§ **OBJECTIVE**: Your answer must consist solely of the number of lines that contain the word "Output".
○ ○ ○ ○ ○ ○ ○
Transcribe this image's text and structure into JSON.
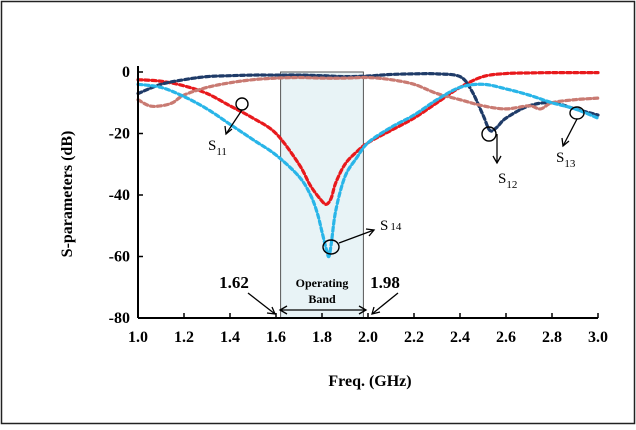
{
  "chart_data": {
    "type": "line",
    "xlabel": "Freq. (GHz)",
    "ylabel": "S-parameters (dB)",
    "xlim": [
      1.0,
      3.0
    ],
    "ylim": [
      -80,
      0
    ],
    "xticks": [
      "1.0",
      "1.2",
      "1.4",
      "1.6",
      "1.8",
      "2.0",
      "2.2",
      "2.4",
      "2.6",
      "2.8",
      "3.0"
    ],
    "yticks": [
      "0",
      "-20",
      "-40",
      "-60",
      "-80"
    ],
    "grid": false,
    "band": {
      "from": 1.62,
      "to": 1.98,
      "label_line1": "Operating",
      "label_line2": "Band",
      "from_label": "1.62",
      "to_label": "1.98"
    },
    "series": [
      {
        "label": "S",
        "sub": "11",
        "color": "#e8191c",
        "x": [
          1.0,
          1.1,
          1.2,
          1.3,
          1.4,
          1.5,
          1.6,
          1.7,
          1.75,
          1.8,
          1.82,
          1.84,
          1.86,
          1.9,
          1.95,
          2.0,
          2.1,
          2.2,
          2.3,
          2.4,
          2.5,
          2.6,
          2.7,
          2.8,
          2.9,
          3.0
        ],
        "y": [
          -2.5,
          -3,
          -4.5,
          -7,
          -11,
          -15,
          -20,
          -30,
          -37,
          -42,
          -43,
          -41,
          -36,
          -30,
          -26,
          -23,
          -19,
          -15,
          -10,
          -5,
          -1.5,
          -0.5,
          -0.3,
          -0.2,
          -0.2,
          -0.2
        ]
      },
      {
        "label": "S",
        "sub": "12",
        "color": "#1f3b68",
        "x": [
          1.0,
          1.1,
          1.2,
          1.3,
          1.4,
          1.5,
          1.6,
          1.7,
          1.8,
          1.9,
          2.0,
          2.1,
          2.2,
          2.3,
          2.4,
          2.45,
          2.5,
          2.53,
          2.56,
          2.6,
          2.7,
          2.8,
          2.9,
          3.0
        ],
        "y": [
          -7,
          -4,
          -2.5,
          -1.5,
          -1.2,
          -1.0,
          -1.0,
          -1.0,
          -1.2,
          -1.5,
          -1.3,
          -0.8,
          -0.6,
          -0.6,
          -1.5,
          -6,
          -14,
          -19,
          -18,
          -15,
          -11,
          -10,
          -12,
          -14
        ]
      },
      {
        "label": "S",
        "sub": "13",
        "color": "#c97a72",
        "x": [
          1.0,
          1.05,
          1.1,
          1.15,
          1.2,
          1.3,
          1.4,
          1.5,
          1.6,
          1.7,
          1.8,
          1.9,
          2.0,
          2.1,
          2.2,
          2.3,
          2.4,
          2.5,
          2.6,
          2.7,
          2.75,
          2.8,
          2.9,
          3.0
        ],
        "y": [
          -9,
          -11,
          -11,
          -10,
          -7.5,
          -5,
          -3.5,
          -2.5,
          -2,
          -1.8,
          -2,
          -2,
          -1.8,
          -2.5,
          -4,
          -7,
          -9,
          -11,
          -12,
          -11,
          -12,
          -10,
          -9,
          -8.5
        ]
      },
      {
        "label": "S",
        "sub": "14",
        "color": "#29b5e8",
        "x": [
          1.0,
          1.1,
          1.2,
          1.3,
          1.4,
          1.5,
          1.6,
          1.7,
          1.75,
          1.78,
          1.8,
          1.82,
          1.83,
          1.84,
          1.86,
          1.9,
          1.95,
          2.0,
          2.1,
          2.2,
          2.3,
          2.4,
          2.5,
          2.6,
          2.7,
          2.8,
          2.9,
          3.0
        ],
        "y": [
          -4,
          -5,
          -8,
          -12,
          -17,
          -22,
          -27,
          -34,
          -40,
          -46,
          -52,
          -58,
          -60,
          -56,
          -45,
          -34,
          -28,
          -23,
          -18,
          -14,
          -9,
          -5,
          -4,
          -5.5,
          -7.5,
          -10,
          -12,
          -15
        ]
      }
    ],
    "annotations": [
      {
        "label": "S",
        "sub": "11"
      },
      {
        "label": "S",
        "sub": "12"
      },
      {
        "label": "S",
        "sub": "13"
      },
      {
        "label": "S",
        "sub": "14"
      }
    ]
  }
}
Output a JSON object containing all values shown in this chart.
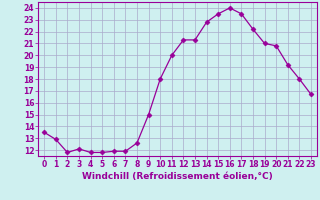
{
  "x": [
    0,
    1,
    2,
    3,
    4,
    5,
    6,
    7,
    8,
    9,
    10,
    11,
    12,
    13,
    14,
    15,
    16,
    17,
    18,
    19,
    20,
    21,
    22,
    23
  ],
  "y": [
    13.5,
    12.9,
    11.8,
    12.1,
    11.8,
    11.8,
    11.9,
    11.9,
    12.6,
    15.0,
    18.0,
    20.0,
    21.3,
    21.3,
    22.8,
    23.5,
    24.0,
    23.5,
    22.2,
    21.0,
    20.8,
    19.2,
    18.0,
    16.7
  ],
  "line_color": "#990099",
  "marker": "D",
  "marker_size": 2.5,
  "bg_color": "#cff0f0",
  "grid_color": "#aaaacc",
  "xlabel": "Windchill (Refroidissement éolien,°C)",
  "xlim": [
    -0.5,
    23.5
  ],
  "ylim": [
    11.5,
    24.5
  ],
  "yticks": [
    12,
    13,
    14,
    15,
    16,
    17,
    18,
    19,
    20,
    21,
    22,
    23,
    24
  ],
  "xticks": [
    0,
    1,
    2,
    3,
    4,
    5,
    6,
    7,
    8,
    9,
    10,
    11,
    12,
    13,
    14,
    15,
    16,
    17,
    18,
    19,
    20,
    21,
    22,
    23
  ],
  "label_fontsize": 6.5,
  "tick_fontsize": 5.5
}
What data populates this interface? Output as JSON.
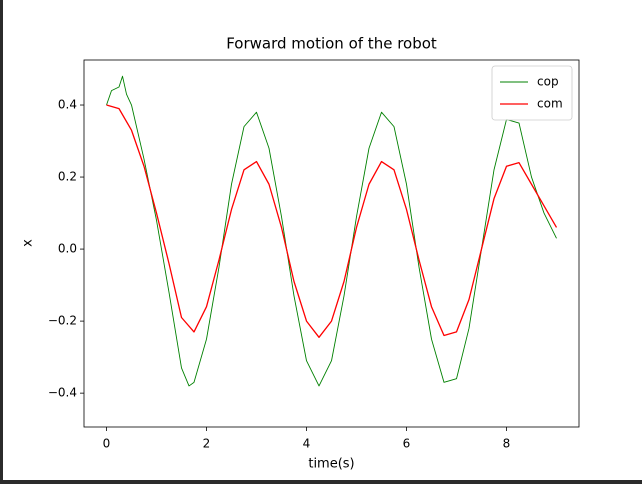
{
  "chart_data": {
    "type": "line",
    "title": "Forward motion of the robot",
    "xlabel": "time(s)",
    "ylabel": "x",
    "series": [
      {
        "name": "cop",
        "color": "#008000",
        "x": [
          0,
          0.1,
          0.25,
          0.32,
          0.4,
          0.5,
          0.75,
          1.0,
          1.25,
          1.5,
          1.65,
          1.75,
          2.0,
          2.25,
          2.5,
          2.75,
          3.0,
          3.25,
          3.5,
          3.75,
          4.0,
          4.25,
          4.5,
          4.75,
          5.0,
          5.25,
          5.5,
          5.75,
          6.0,
          6.25,
          6.5,
          6.75,
          7.0,
          7.25,
          7.5,
          7.75,
          8.0,
          8.25,
          8.5,
          8.75,
          9.0
        ],
        "values": [
          0.4,
          0.44,
          0.45,
          0.48,
          0.43,
          0.4,
          0.25,
          0.08,
          -0.12,
          -0.33,
          -0.38,
          -0.37,
          -0.25,
          -0.05,
          0.18,
          0.34,
          0.38,
          0.28,
          0.09,
          -0.13,
          -0.31,
          -0.38,
          -0.31,
          -0.13,
          0.09,
          0.28,
          0.38,
          0.34,
          0.18,
          -0.05,
          -0.25,
          -0.37,
          -0.36,
          -0.22,
          0.0,
          0.22,
          0.36,
          0.35,
          0.2,
          0.1,
          0.03
        ]
      },
      {
        "name": "com",
        "color": "#ff0000",
        "x": [
          0,
          0.25,
          0.5,
          0.75,
          1.0,
          1.25,
          1.5,
          1.75,
          2.0,
          2.25,
          2.5,
          2.75,
          3.0,
          3.25,
          3.5,
          3.75,
          4.0,
          4.25,
          4.5,
          4.75,
          5.0,
          5.25,
          5.5,
          5.75,
          6.0,
          6.25,
          6.5,
          6.75,
          7.0,
          7.25,
          7.5,
          7.75,
          8.0,
          8.25,
          8.5,
          8.75,
          9.0
        ],
        "values": [
          0.4,
          0.39,
          0.33,
          0.23,
          0.1,
          -0.04,
          -0.19,
          -0.23,
          -0.16,
          -0.03,
          0.11,
          0.22,
          0.243,
          0.18,
          0.06,
          -0.09,
          -0.2,
          -0.245,
          -0.2,
          -0.09,
          0.06,
          0.18,
          0.243,
          0.22,
          0.11,
          -0.03,
          -0.16,
          -0.24,
          -0.23,
          -0.14,
          0.0,
          0.14,
          0.23,
          0.24,
          0.18,
          0.12,
          0.06
        ]
      }
    ],
    "xlim": [
      -0.45,
      9.45
    ],
    "ylim": [
      -0.494,
      0.525
    ],
    "xticks": [
      0,
      2,
      4,
      6,
      8
    ],
    "yticks": [
      {
        "value": -0.4,
        "label": "−0.4"
      },
      {
        "value": -0.2,
        "label": "−0.2"
      },
      {
        "value": 0,
        "label": "0.0"
      },
      0.2,
      0.4
    ],
    "legend": "upper right"
  }
}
○ ○ ○ ○ ○ ○ ○
§ **ANSWER TO THIS EXERCISE**: 2